## start Information supplied

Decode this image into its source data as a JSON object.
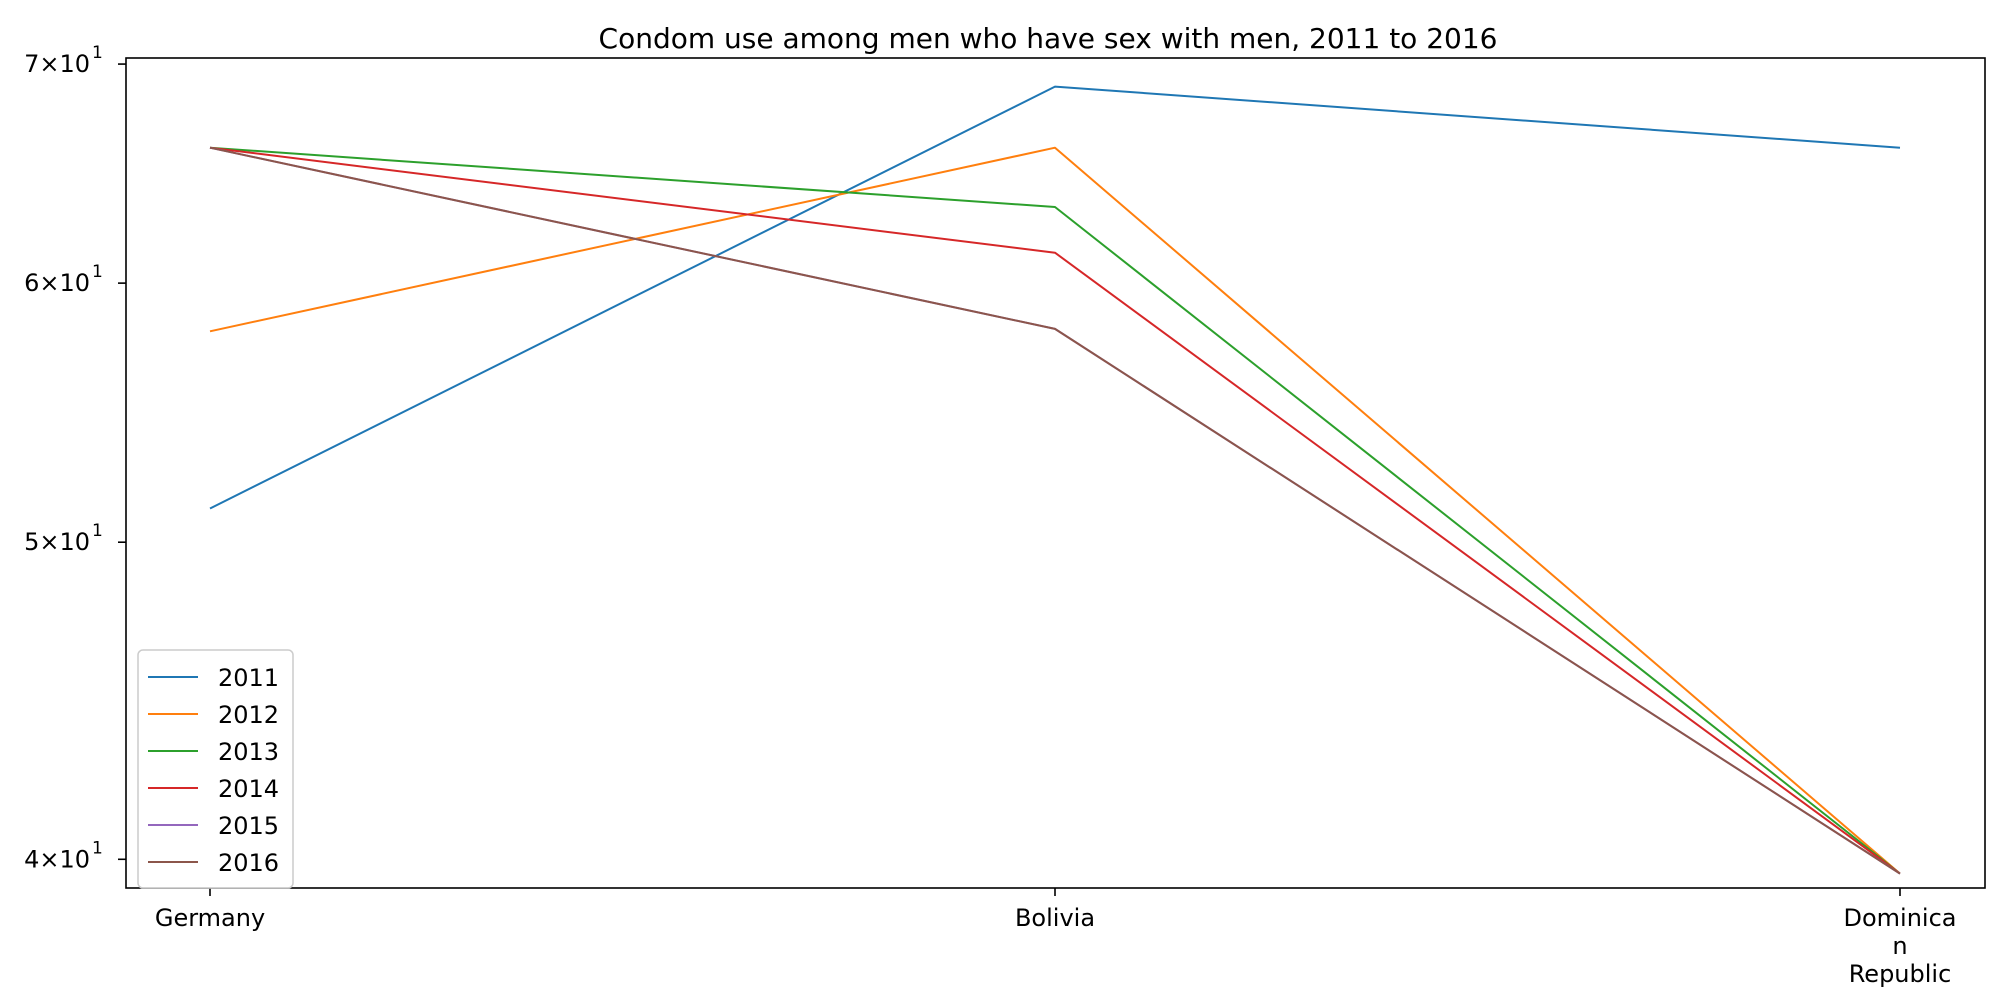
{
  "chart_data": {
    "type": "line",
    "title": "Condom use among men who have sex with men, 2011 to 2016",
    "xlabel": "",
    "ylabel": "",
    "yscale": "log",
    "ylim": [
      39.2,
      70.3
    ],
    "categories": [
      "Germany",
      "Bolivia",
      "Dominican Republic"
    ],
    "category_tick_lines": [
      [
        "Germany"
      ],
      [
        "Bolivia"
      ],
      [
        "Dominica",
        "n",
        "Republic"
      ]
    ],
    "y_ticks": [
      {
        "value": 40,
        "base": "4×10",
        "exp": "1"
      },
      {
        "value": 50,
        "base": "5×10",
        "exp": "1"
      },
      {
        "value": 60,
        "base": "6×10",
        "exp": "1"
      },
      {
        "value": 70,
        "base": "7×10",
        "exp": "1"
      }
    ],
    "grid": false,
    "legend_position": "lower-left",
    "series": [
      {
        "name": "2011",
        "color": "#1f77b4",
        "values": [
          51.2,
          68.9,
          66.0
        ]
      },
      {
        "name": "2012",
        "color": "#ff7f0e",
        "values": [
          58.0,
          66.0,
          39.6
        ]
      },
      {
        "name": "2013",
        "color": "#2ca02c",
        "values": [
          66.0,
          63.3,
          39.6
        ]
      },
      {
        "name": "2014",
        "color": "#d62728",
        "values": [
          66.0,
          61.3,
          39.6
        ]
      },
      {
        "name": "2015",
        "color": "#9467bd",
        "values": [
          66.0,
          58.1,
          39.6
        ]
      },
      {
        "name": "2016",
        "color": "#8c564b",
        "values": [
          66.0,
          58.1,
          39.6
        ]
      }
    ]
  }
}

## end Information supplied

Task: Print all of the records shown above exactly, leaving out each picture.

Final answer:
Decode this image into its source data as a JSON object.
{
  "chart_data": {
    "type": "line",
    "title": "Condom use among men who have sex with men, 2011 to 2016",
    "xlabel": "",
    "ylabel": "",
    "yscale": "log",
    "ylim": [
      39.2,
      70.3
    ],
    "categories": [
      "Germany",
      "Bolivia",
      "Dominican Republic"
    ],
    "category_tick_lines": [
      [
        "Germany"
      ],
      [
        "Bolivia"
      ],
      [
        "Dominica",
        "n",
        "Republic"
      ]
    ],
    "y_ticks": [
      {
        "value": 40,
        "base": "4×10",
        "exp": "1"
      },
      {
        "value": 50,
        "base": "5×10",
        "exp": "1"
      },
      {
        "value": 60,
        "base": "6×10",
        "exp": "1"
      },
      {
        "value": 70,
        "base": "7×10",
        "exp": "1"
      }
    ],
    "grid": false,
    "legend_position": "lower-left",
    "series": [
      {
        "name": "2011",
        "color": "#1f77b4",
        "values": [
          51.2,
          68.9,
          66.0
        ]
      },
      {
        "name": "2012",
        "color": "#ff7f0e",
        "values": [
          58.0,
          66.0,
          39.6
        ]
      },
      {
        "name": "2013",
        "color": "#2ca02c",
        "values": [
          66.0,
          63.3,
          39.6
        ]
      },
      {
        "name": "2014",
        "color": "#d62728",
        "values": [
          66.0,
          61.3,
          39.6
        ]
      },
      {
        "name": "2015",
        "color": "#9467bd",
        "values": [
          66.0,
          58.1,
          39.6
        ]
      },
      {
        "name": "2016",
        "color": "#8c564b",
        "values": [
          66.0,
          58.1,
          39.6
        ]
      }
    ]
  }
}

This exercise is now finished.